Instructions for the task » Without the pictures, return all of the material exactly as written.
--- BEGIN ---
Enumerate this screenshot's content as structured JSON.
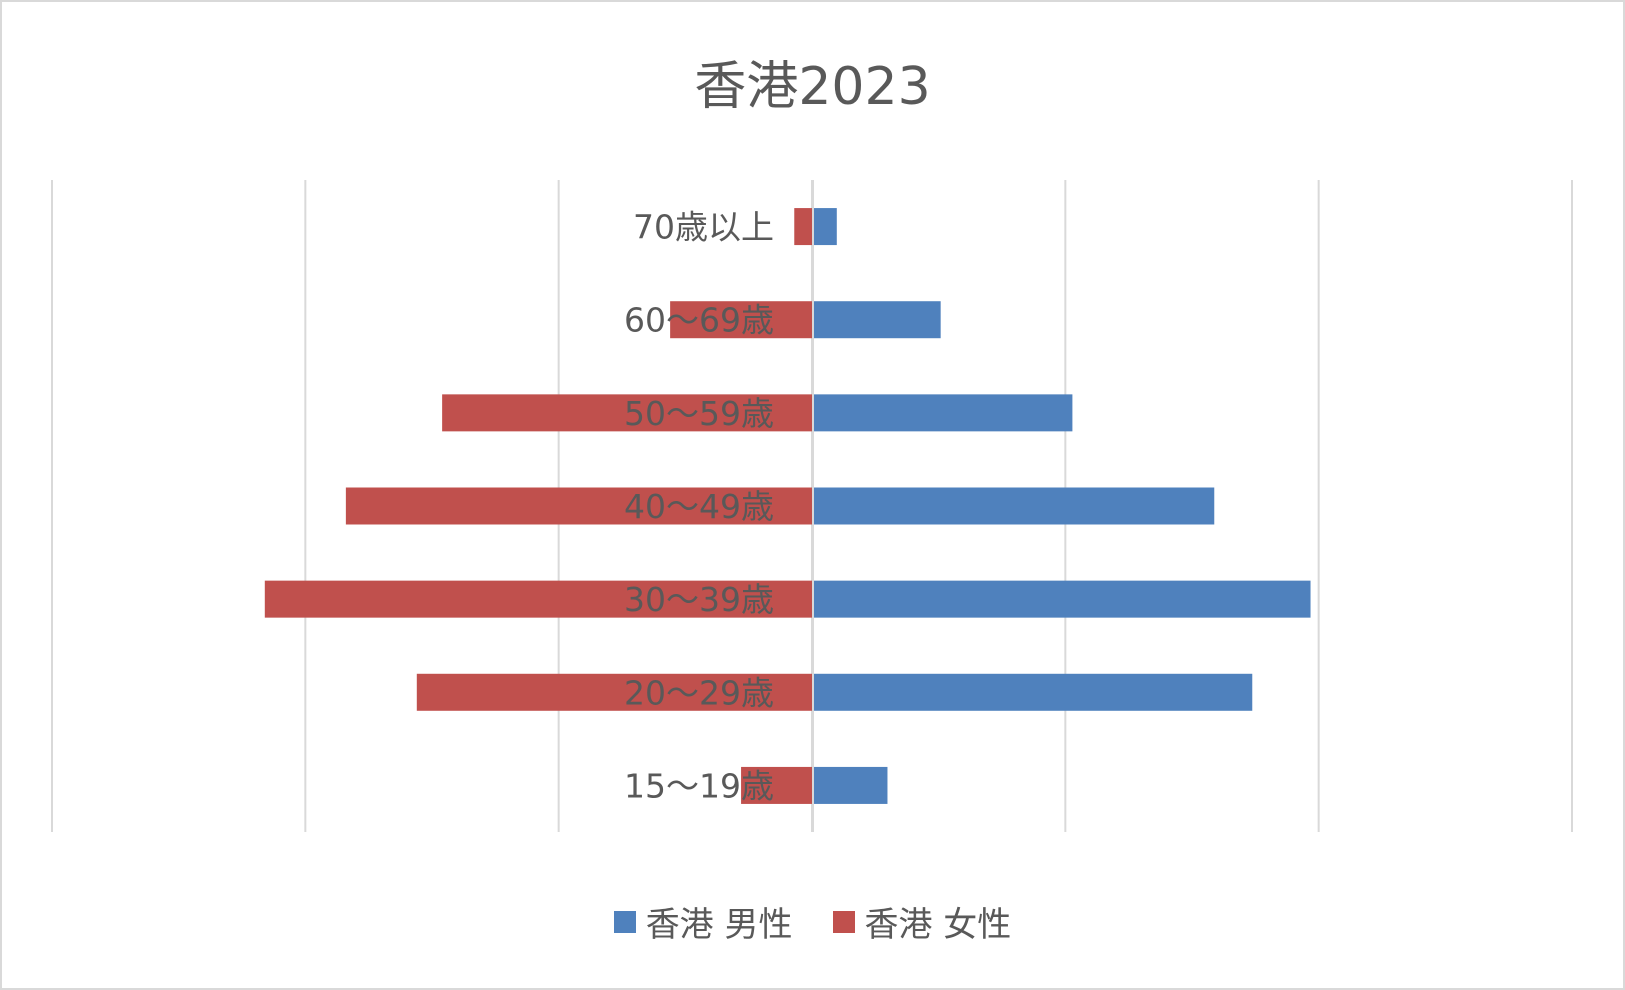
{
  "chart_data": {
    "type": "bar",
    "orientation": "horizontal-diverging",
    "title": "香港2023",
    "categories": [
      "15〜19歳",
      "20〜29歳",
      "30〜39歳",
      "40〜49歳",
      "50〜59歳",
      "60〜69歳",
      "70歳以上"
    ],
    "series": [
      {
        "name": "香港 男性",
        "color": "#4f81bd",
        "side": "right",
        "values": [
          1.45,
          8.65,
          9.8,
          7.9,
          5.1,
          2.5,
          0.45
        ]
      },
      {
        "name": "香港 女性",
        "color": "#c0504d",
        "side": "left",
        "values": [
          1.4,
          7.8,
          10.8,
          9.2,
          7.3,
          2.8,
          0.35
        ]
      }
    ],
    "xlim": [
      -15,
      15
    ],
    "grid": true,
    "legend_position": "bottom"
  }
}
--- END ---
Task answer »
Enumerate this screenshot's content as structured JSON.
{
  "chart_data": {
    "type": "bar",
    "orientation": "horizontal-diverging",
    "title": "香港2023",
    "categories": [
      "15〜19歳",
      "20〜29歳",
      "30〜39歳",
      "40〜49歳",
      "50〜59歳",
      "60〜69歳",
      "70歳以上"
    ],
    "series": [
      {
        "name": "香港 男性",
        "color": "#4f81bd",
        "side": "right",
        "values": [
          1.45,
          8.65,
          9.8,
          7.9,
          5.1,
          2.5,
          0.45
        ]
      },
      {
        "name": "香港 女性",
        "color": "#c0504d",
        "side": "left",
        "values": [
          1.4,
          7.8,
          10.8,
          9.2,
          7.3,
          2.8,
          0.35
        ]
      }
    ],
    "xlim": [
      -15,
      15
    ],
    "grid": true,
    "legend_position": "bottom"
  }
}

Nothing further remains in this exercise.